PROBLEM STATEMENT: Search the data for the word "JSON" and copy every line where it occurs.

DATA TO USE:
— Start —
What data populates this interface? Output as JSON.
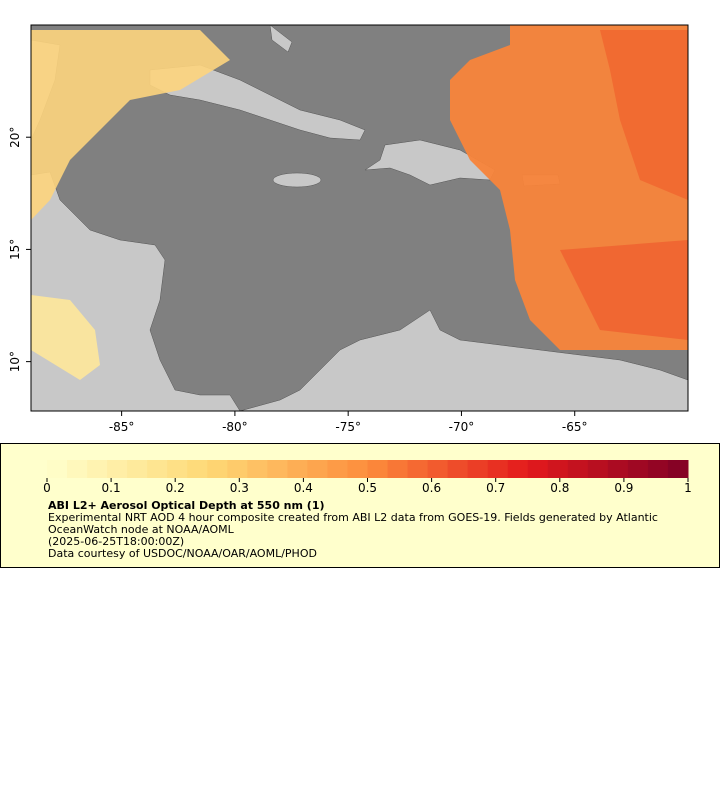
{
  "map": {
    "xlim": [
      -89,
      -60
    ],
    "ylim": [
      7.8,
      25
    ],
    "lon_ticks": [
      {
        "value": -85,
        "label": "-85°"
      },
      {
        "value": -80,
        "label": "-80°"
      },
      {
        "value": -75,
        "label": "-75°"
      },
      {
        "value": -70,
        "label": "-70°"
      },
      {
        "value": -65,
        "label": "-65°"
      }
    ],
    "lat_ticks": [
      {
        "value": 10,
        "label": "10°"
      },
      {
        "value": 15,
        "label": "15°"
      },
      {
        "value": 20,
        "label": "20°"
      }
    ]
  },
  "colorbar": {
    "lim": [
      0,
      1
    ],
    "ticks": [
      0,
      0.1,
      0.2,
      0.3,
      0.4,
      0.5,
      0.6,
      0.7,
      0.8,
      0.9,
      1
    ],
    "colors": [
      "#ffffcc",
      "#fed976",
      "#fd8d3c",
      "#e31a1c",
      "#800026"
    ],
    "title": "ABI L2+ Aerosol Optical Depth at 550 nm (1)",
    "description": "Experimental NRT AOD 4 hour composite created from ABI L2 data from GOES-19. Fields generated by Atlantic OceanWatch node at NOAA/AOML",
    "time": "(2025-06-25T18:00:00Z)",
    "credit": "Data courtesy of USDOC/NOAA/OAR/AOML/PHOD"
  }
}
— End —
— Start —
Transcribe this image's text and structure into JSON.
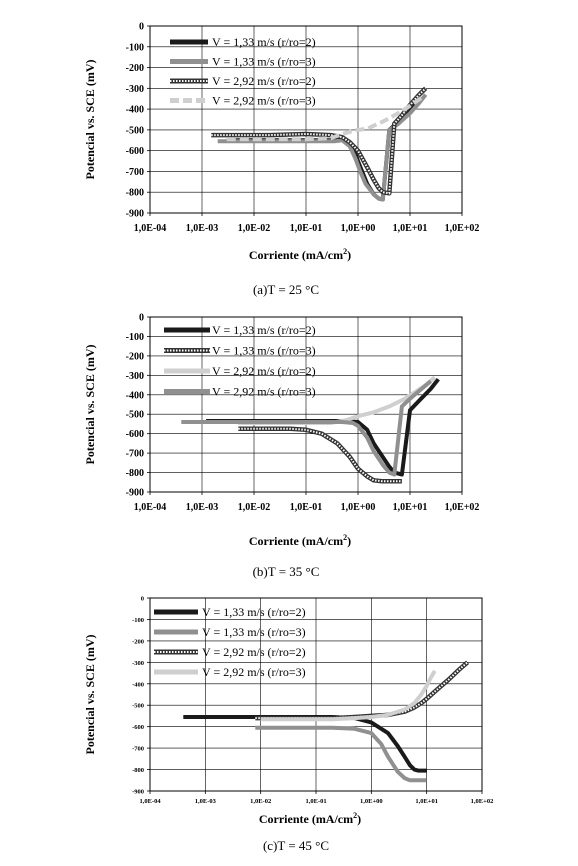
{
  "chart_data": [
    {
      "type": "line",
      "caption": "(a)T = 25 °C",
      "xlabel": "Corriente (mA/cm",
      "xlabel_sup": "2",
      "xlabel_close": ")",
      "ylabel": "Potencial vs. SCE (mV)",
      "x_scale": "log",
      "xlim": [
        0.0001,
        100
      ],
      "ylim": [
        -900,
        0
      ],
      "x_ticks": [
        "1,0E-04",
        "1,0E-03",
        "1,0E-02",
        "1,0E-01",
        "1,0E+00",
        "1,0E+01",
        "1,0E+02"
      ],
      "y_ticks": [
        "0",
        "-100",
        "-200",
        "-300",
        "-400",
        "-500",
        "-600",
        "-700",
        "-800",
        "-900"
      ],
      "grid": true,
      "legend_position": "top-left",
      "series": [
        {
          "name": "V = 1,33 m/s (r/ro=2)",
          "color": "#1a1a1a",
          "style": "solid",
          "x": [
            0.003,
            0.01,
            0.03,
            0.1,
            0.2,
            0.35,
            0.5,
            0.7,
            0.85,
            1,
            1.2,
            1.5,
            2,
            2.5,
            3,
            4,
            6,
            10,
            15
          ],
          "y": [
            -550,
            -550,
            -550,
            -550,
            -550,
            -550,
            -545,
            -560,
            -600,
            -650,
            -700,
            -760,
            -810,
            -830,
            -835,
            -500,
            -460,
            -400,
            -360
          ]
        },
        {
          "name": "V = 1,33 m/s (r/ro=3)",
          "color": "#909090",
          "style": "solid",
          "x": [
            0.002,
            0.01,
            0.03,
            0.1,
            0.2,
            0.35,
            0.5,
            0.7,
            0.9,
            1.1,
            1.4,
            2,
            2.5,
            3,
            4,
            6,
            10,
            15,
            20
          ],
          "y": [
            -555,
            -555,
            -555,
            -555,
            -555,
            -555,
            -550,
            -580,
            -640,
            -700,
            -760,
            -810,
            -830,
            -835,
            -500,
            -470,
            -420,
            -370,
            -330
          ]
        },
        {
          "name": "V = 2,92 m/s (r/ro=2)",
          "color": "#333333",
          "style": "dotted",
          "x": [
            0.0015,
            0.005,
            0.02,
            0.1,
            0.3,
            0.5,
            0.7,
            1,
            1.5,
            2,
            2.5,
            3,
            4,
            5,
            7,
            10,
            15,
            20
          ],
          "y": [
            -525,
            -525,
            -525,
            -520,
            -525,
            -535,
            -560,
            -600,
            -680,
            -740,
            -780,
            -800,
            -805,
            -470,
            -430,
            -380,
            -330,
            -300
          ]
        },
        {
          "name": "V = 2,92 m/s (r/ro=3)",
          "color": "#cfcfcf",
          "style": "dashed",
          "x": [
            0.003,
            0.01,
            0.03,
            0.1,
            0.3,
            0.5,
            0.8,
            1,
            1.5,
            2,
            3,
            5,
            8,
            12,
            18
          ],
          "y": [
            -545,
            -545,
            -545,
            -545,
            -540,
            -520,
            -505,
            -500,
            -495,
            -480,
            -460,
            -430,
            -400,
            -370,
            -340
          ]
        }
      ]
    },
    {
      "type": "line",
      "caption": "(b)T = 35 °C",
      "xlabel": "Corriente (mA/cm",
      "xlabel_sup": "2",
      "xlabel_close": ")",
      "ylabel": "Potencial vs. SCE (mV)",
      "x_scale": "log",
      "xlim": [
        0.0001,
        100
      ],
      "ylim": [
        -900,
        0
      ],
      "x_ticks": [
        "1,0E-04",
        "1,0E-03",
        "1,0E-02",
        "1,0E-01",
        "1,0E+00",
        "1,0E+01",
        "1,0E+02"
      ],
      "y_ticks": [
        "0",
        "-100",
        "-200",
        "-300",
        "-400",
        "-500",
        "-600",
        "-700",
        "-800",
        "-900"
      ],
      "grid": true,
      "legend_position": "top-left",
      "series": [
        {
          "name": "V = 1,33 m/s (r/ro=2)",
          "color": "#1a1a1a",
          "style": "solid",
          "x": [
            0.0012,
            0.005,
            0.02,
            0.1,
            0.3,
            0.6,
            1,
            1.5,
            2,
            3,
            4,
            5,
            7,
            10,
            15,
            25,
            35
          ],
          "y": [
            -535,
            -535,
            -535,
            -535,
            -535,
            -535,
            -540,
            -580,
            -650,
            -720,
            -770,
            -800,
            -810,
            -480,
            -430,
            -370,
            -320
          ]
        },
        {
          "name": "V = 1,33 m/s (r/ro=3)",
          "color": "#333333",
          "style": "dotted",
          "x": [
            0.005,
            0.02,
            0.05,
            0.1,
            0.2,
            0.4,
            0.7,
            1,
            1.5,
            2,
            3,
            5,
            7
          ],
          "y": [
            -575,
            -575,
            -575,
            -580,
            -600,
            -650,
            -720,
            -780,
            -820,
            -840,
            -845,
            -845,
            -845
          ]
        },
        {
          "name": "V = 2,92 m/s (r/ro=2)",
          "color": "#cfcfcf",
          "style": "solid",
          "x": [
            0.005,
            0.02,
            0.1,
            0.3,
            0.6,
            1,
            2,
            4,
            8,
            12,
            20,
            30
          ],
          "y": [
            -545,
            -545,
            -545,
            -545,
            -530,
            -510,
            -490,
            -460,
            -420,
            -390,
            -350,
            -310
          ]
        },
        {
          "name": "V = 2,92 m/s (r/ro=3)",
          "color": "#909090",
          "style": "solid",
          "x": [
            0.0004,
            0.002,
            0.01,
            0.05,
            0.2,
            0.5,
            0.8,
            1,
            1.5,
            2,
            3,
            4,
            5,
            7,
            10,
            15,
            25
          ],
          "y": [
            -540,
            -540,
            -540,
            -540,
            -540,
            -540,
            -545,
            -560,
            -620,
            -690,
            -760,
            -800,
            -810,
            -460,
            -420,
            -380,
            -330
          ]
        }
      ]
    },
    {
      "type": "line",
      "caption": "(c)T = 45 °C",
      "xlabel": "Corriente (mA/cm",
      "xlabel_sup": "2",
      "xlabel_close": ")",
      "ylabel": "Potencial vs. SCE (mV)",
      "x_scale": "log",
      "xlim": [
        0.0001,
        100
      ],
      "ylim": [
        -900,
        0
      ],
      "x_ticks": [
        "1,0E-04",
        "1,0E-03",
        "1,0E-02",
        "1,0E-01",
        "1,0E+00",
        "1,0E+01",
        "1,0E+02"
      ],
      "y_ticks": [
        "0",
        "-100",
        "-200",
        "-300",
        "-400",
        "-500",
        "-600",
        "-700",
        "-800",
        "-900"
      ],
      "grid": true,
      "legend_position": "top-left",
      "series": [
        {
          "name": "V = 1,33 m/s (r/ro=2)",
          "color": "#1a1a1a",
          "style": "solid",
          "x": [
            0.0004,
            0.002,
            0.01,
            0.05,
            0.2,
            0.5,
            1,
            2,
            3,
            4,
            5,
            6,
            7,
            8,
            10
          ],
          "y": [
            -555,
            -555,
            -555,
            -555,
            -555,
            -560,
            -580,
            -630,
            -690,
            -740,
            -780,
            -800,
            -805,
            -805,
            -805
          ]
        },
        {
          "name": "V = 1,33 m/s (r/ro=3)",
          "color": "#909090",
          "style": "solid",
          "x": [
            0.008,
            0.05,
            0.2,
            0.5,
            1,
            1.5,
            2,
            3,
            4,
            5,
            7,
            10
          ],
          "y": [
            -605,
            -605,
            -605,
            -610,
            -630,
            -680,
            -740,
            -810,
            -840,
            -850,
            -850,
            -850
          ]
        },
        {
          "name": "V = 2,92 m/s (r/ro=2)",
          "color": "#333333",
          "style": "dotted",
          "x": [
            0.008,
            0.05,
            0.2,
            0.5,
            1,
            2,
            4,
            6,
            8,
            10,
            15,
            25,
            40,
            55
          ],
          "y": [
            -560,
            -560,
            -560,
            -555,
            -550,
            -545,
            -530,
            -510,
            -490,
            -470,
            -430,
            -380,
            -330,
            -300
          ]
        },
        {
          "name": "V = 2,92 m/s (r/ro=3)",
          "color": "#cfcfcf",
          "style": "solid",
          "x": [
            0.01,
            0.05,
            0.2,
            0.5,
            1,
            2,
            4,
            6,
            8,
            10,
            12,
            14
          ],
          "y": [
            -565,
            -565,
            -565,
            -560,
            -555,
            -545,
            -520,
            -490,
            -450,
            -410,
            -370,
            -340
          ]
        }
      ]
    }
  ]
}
— End —
SOLUTION FOR THIS TASK:
What data populates this interface? Output as JSON.
Transcribe this image's text and structure into JSON.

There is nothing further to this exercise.